Produce a word-for-word copy of the listing below without its pictures.

==========

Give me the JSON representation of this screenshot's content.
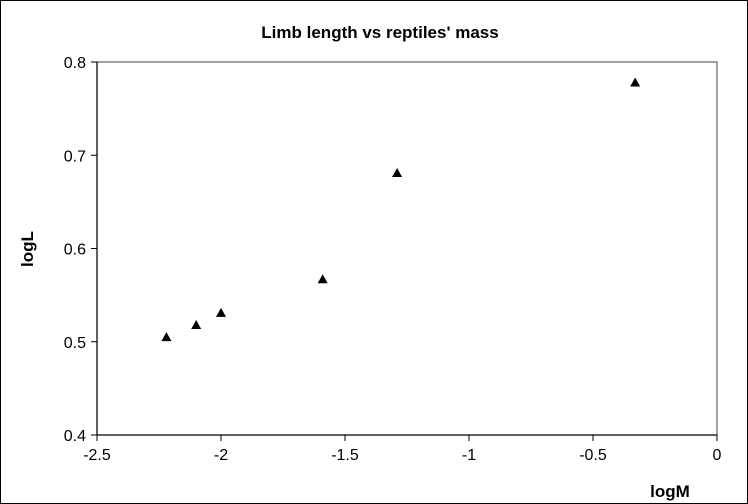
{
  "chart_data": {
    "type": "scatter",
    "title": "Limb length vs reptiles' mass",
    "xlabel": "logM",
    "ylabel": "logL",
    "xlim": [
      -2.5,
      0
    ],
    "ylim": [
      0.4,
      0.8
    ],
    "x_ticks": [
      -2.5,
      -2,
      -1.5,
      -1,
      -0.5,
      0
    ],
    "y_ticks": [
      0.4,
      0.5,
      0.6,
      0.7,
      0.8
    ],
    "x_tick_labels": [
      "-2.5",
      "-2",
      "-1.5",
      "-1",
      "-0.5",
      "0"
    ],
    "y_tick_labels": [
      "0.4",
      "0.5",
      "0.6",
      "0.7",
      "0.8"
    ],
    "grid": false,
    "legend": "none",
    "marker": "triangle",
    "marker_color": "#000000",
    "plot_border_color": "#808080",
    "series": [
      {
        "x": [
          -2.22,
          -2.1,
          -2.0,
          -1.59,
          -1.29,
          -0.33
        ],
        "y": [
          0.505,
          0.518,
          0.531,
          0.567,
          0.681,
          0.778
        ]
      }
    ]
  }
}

==========

The output
Give me the JSON representation of this screenshot's content.
{
  "chart_data": {
    "type": "scatter",
    "title": "Limb length vs reptiles' mass",
    "xlabel": "logM",
    "ylabel": "logL",
    "xlim": [
      -2.5,
      0
    ],
    "ylim": [
      0.4,
      0.8
    ],
    "x_ticks": [
      -2.5,
      -2,
      -1.5,
      -1,
      -0.5,
      0
    ],
    "y_ticks": [
      0.4,
      0.5,
      0.6,
      0.7,
      0.8
    ],
    "x_tick_labels": [
      "-2.5",
      "-2",
      "-1.5",
      "-1",
      "-0.5",
      "0"
    ],
    "y_tick_labels": [
      "0.4",
      "0.5",
      "0.6",
      "0.7",
      "0.8"
    ],
    "grid": false,
    "legend": "none",
    "marker": "triangle",
    "marker_color": "#000000",
    "plot_border_color": "#808080",
    "series": [
      {
        "x": [
          -2.22,
          -2.1,
          -2.0,
          -1.59,
          -1.29,
          -0.33
        ],
        "y": [
          0.505,
          0.518,
          0.531,
          0.567,
          0.681,
          0.778
        ]
      }
    ]
  }
}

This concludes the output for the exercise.